> **Exercise prompt**: Pull out every line below that holds the word "From".

[Dataset rows describing interfaces]
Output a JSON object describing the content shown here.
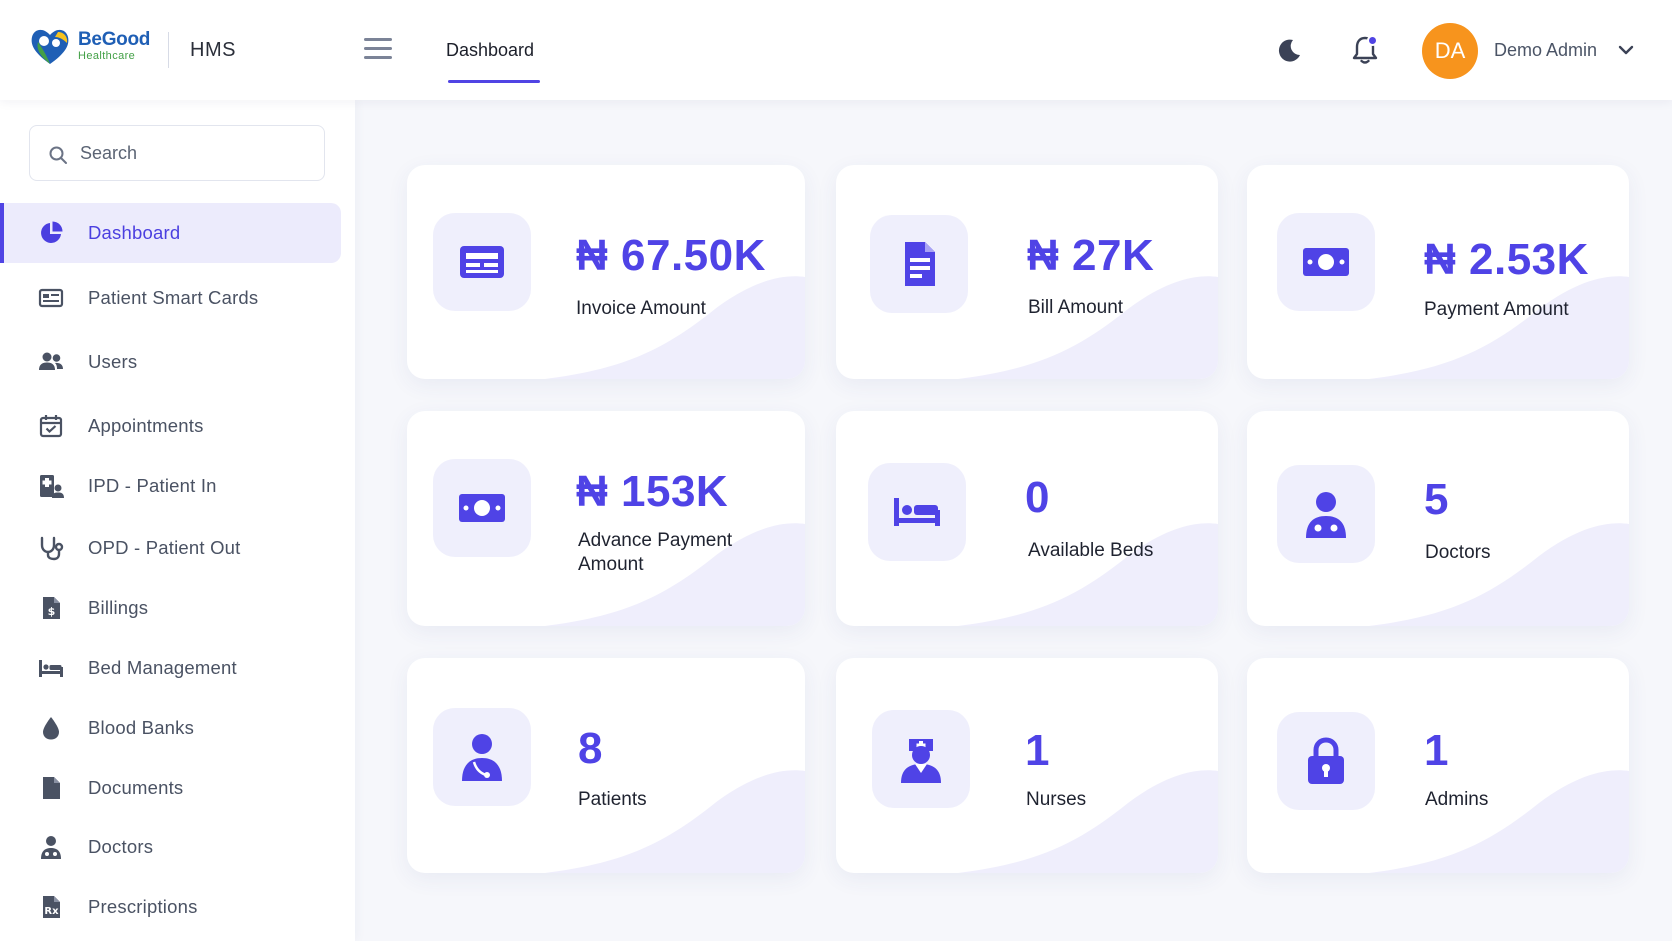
{
  "header": {
    "brand": "BeGood",
    "brand_sub": "Healthcare",
    "app_name": "HMS",
    "nav_tab": "Dashboard",
    "avatar_initials": "DA",
    "user_name": "Demo Admin",
    "accent": "#5044e4",
    "avatar_color": "#f7941d"
  },
  "sidebar": {
    "search_placeholder": "Search",
    "items": [
      {
        "label": "Dashboard",
        "icon": "pie-chart-icon",
        "active": true
      },
      {
        "label": "Patient Smart Cards",
        "icon": "id-card-icon"
      },
      {
        "label": "Users",
        "icon": "users-icon"
      },
      {
        "label": "Appointments",
        "icon": "calendar-check-icon"
      },
      {
        "label": "IPD - Patient In",
        "icon": "hospital-user-icon"
      },
      {
        "label": "OPD - Patient Out",
        "icon": "stethoscope-icon"
      },
      {
        "label": "Billings",
        "icon": "invoice-dollar-icon"
      },
      {
        "label": "Bed Management",
        "icon": "bed-icon"
      },
      {
        "label": "Blood Banks",
        "icon": "blood-drop-icon"
      },
      {
        "label": "Documents",
        "icon": "file-icon"
      },
      {
        "label": "Doctors",
        "icon": "doctor-icon"
      },
      {
        "label": "Prescriptions",
        "icon": "prescription-icon"
      }
    ]
  },
  "cards": [
    {
      "value": "₦ 67.50K",
      "label": "Invoice Amount",
      "icon": "money-card-icon"
    },
    {
      "value": "₦ 27K",
      "label": "Bill Amount",
      "icon": "file-invoice-icon"
    },
    {
      "value": "₦ 2.53K",
      "label": "Payment Amount",
      "icon": "money-bill-icon"
    },
    {
      "value": "₦ 153K",
      "label": "Advance Payment Amount",
      "icon": "money-bill-icon"
    },
    {
      "value": "0",
      "label": "Available Beds",
      "icon": "bed-icon"
    },
    {
      "value": "5",
      "label": "Doctors",
      "icon": "doctor-icon"
    },
    {
      "value": "8",
      "label": "Patients",
      "icon": "patient-icon"
    },
    {
      "value": "1",
      "label": "Nurses",
      "icon": "nurse-icon"
    },
    {
      "value": "1",
      "label": "Admins",
      "icon": "lock-icon"
    }
  ]
}
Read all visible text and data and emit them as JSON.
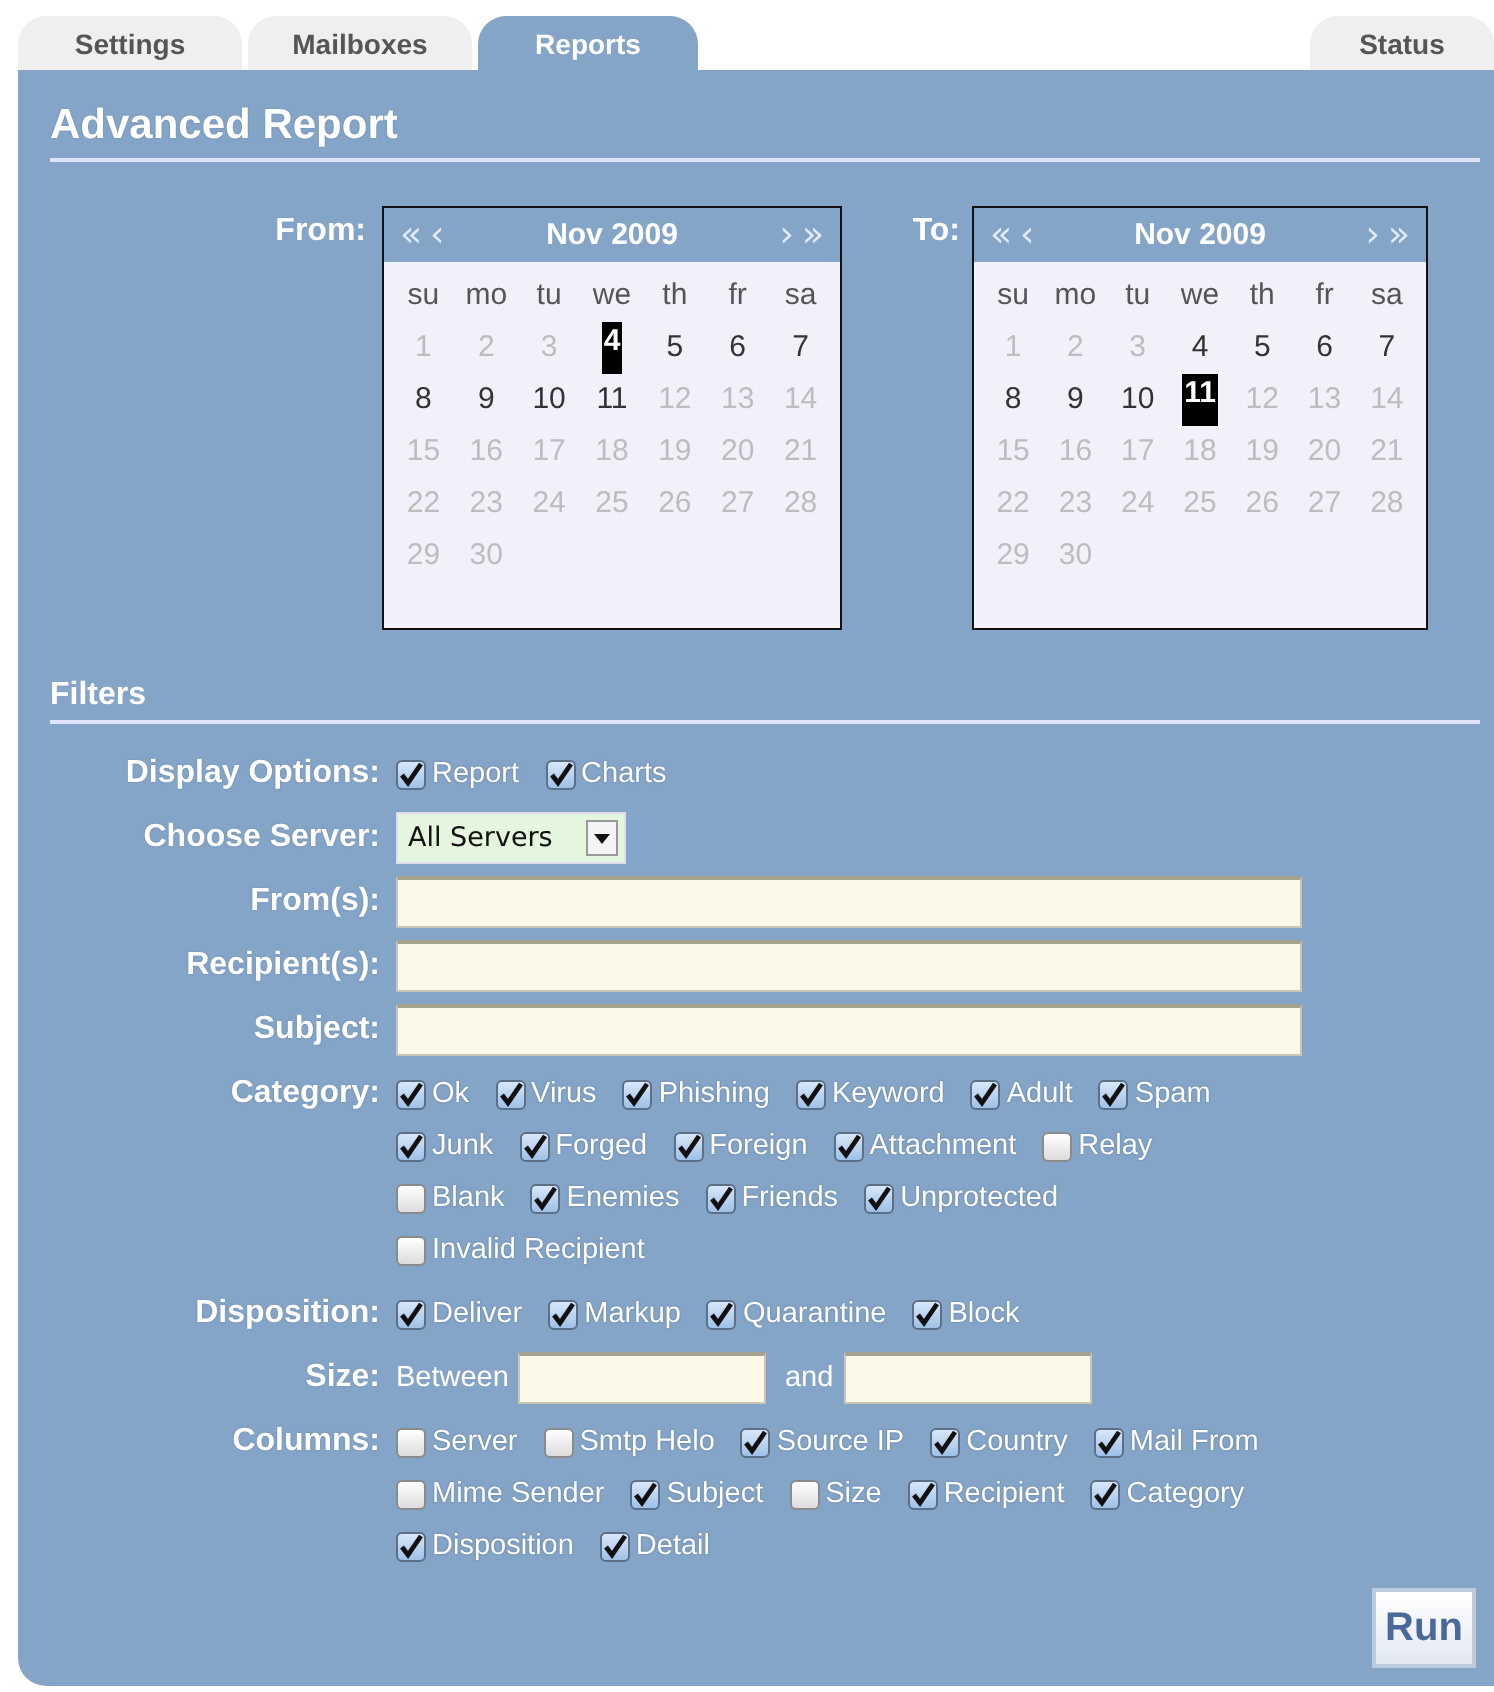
{
  "tabs": [
    {
      "label": "Settings",
      "selected": false
    },
    {
      "label": "Mailboxes",
      "selected": false
    },
    {
      "label": "Reports",
      "selected": true
    },
    {
      "label": "Status",
      "selected": false
    }
  ],
  "title": "Advanced Report",
  "calendars": [
    {
      "label": "From:",
      "month": "Nov 2009",
      "nav": [
        "«",
        "‹",
        "›",
        "»"
      ],
      "weekdays": [
        "su",
        "mo",
        "tu",
        "we",
        "th",
        "fr",
        "sa"
      ],
      "days": [
        {
          "label": "1",
          "in_range": false,
          "selected": false
        },
        {
          "label": "2",
          "in_range": false,
          "selected": false
        },
        {
          "label": "3",
          "in_range": false,
          "selected": false
        },
        {
          "label": "4",
          "in_range": true,
          "selected": true
        },
        {
          "label": "5",
          "in_range": true,
          "selected": false
        },
        {
          "label": "6",
          "in_range": true,
          "selected": false
        },
        {
          "label": "7",
          "in_range": true,
          "selected": false
        },
        {
          "label": "8",
          "in_range": true,
          "selected": false
        },
        {
          "label": "9",
          "in_range": true,
          "selected": false
        },
        {
          "label": "10",
          "in_range": true,
          "selected": false
        },
        {
          "label": "11",
          "in_range": true,
          "selected": false
        },
        {
          "label": "12",
          "in_range": false,
          "selected": false
        },
        {
          "label": "13",
          "in_range": false,
          "selected": false
        },
        {
          "label": "14",
          "in_range": false,
          "selected": false
        },
        {
          "label": "15",
          "in_range": false,
          "selected": false
        },
        {
          "label": "16",
          "in_range": false,
          "selected": false
        },
        {
          "label": "17",
          "in_range": false,
          "selected": false
        },
        {
          "label": "18",
          "in_range": false,
          "selected": false
        },
        {
          "label": "19",
          "in_range": false,
          "selected": false
        },
        {
          "label": "20",
          "in_range": false,
          "selected": false
        },
        {
          "label": "21",
          "in_range": false,
          "selected": false
        },
        {
          "label": "22",
          "in_range": false,
          "selected": false
        },
        {
          "label": "23",
          "in_range": false,
          "selected": false
        },
        {
          "label": "24",
          "in_range": false,
          "selected": false
        },
        {
          "label": "25",
          "in_range": false,
          "selected": false
        },
        {
          "label": "26",
          "in_range": false,
          "selected": false
        },
        {
          "label": "27",
          "in_range": false,
          "selected": false
        },
        {
          "label": "28",
          "in_range": false,
          "selected": false
        },
        {
          "label": "29",
          "in_range": false,
          "selected": false
        },
        {
          "label": "30",
          "in_range": false,
          "selected": false
        }
      ]
    },
    {
      "label": "To:",
      "month": "Nov 2009",
      "nav": [
        "«",
        "‹",
        "›",
        "»"
      ],
      "weekdays": [
        "su",
        "mo",
        "tu",
        "we",
        "th",
        "fr",
        "sa"
      ],
      "days": [
        {
          "label": "1",
          "in_range": false,
          "selected": false
        },
        {
          "label": "2",
          "in_range": false,
          "selected": false
        },
        {
          "label": "3",
          "in_range": false,
          "selected": false
        },
        {
          "label": "4",
          "in_range": true,
          "selected": false
        },
        {
          "label": "5",
          "in_range": true,
          "selected": false
        },
        {
          "label": "6",
          "in_range": true,
          "selected": false
        },
        {
          "label": "7",
          "in_range": true,
          "selected": false
        },
        {
          "label": "8",
          "in_range": true,
          "selected": false
        },
        {
          "label": "9",
          "in_range": true,
          "selected": false
        },
        {
          "label": "10",
          "in_range": true,
          "selected": false
        },
        {
          "label": "11",
          "in_range": true,
          "selected": true
        },
        {
          "label": "12",
          "in_range": false,
          "selected": false
        },
        {
          "label": "13",
          "in_range": false,
          "selected": false
        },
        {
          "label": "14",
          "in_range": false,
          "selected": false
        },
        {
          "label": "15",
          "in_range": false,
          "selected": false
        },
        {
          "label": "16",
          "in_range": false,
          "selected": false
        },
        {
          "label": "17",
          "in_range": false,
          "selected": false
        },
        {
          "label": "18",
          "in_range": false,
          "selected": false
        },
        {
          "label": "19",
          "in_range": false,
          "selected": false
        },
        {
          "label": "20",
          "in_range": false,
          "selected": false
        },
        {
          "label": "21",
          "in_range": false,
          "selected": false
        },
        {
          "label": "22",
          "in_range": false,
          "selected": false
        },
        {
          "label": "23",
          "in_range": false,
          "selected": false
        },
        {
          "label": "24",
          "in_range": false,
          "selected": false
        },
        {
          "label": "25",
          "in_range": false,
          "selected": false
        },
        {
          "label": "26",
          "in_range": false,
          "selected": false
        },
        {
          "label": "27",
          "in_range": false,
          "selected": false
        },
        {
          "label": "28",
          "in_range": false,
          "selected": false
        },
        {
          "label": "29",
          "in_range": false,
          "selected": false
        },
        {
          "label": "30",
          "in_range": false,
          "selected": false
        }
      ]
    }
  ],
  "filters_title": "Filters",
  "filters": [
    {
      "kind": "checks",
      "label": "Display Options:",
      "lines": [
        [
          {
            "label": "Report",
            "checked": true
          },
          {
            "label": "Charts",
            "checked": true
          }
        ]
      ]
    },
    {
      "kind": "select",
      "label": "Choose Server:",
      "value": "All Servers"
    },
    {
      "kind": "text",
      "label": "From(s):"
    },
    {
      "kind": "text",
      "label": "Recipient(s):"
    },
    {
      "kind": "text",
      "label": "Subject:"
    },
    {
      "kind": "checks",
      "label": "Category:",
      "lines": [
        [
          {
            "label": "Ok",
            "checked": true
          },
          {
            "label": "Virus",
            "checked": true
          },
          {
            "label": "Phishing",
            "checked": true
          },
          {
            "label": "Keyword",
            "checked": true
          },
          {
            "label": "Adult",
            "checked": true
          },
          {
            "label": "Spam",
            "checked": true
          }
        ],
        [
          {
            "label": "Junk",
            "checked": true
          },
          {
            "label": "Forged",
            "checked": true
          },
          {
            "label": "Foreign",
            "checked": true
          },
          {
            "label": "Attachment",
            "checked": true
          },
          {
            "label": "Relay",
            "checked": false
          }
        ],
        [
          {
            "label": "Blank",
            "checked": false
          },
          {
            "label": "Enemies",
            "checked": true
          },
          {
            "label": "Friends",
            "checked": true
          },
          {
            "label": "Unprotected",
            "checked": true
          }
        ],
        [
          {
            "label": "Invalid Recipient",
            "checked": false
          }
        ]
      ]
    },
    {
      "kind": "checks",
      "label": "Disposition:",
      "lines": [
        [
          {
            "label": "Deliver",
            "checked": true
          },
          {
            "label": "Markup",
            "checked": true
          },
          {
            "label": "Quarantine",
            "checked": true
          },
          {
            "label": "Block",
            "checked": true
          }
        ]
      ]
    },
    {
      "kind": "size",
      "label": "Size:",
      "prefix": "Between",
      "middle": "and"
    },
    {
      "kind": "checks",
      "label": "Columns:",
      "lines": [
        [
          {
            "label": "Server",
            "checked": false
          },
          {
            "label": "Smtp Helo",
            "checked": false
          },
          {
            "label": "Source IP",
            "checked": true
          },
          {
            "label": "Country",
            "checked": true
          },
          {
            "label": "Mail From",
            "checked": true
          }
        ],
        [
          {
            "label": "Mime Sender",
            "checked": false
          },
          {
            "label": "Subject",
            "checked": true
          },
          {
            "label": "Size",
            "checked": false
          },
          {
            "label": "Recipient",
            "checked": true
          },
          {
            "label": "Category",
            "checked": true
          }
        ],
        [
          {
            "label": "Disposition",
            "checked": true
          },
          {
            "label": "Detail",
            "checked": true
          }
        ]
      ]
    }
  ],
  "run_button": "Run"
}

> **Task result**:
      "label": "From:",
      "label": "From(s):"
            "label": "Mail From",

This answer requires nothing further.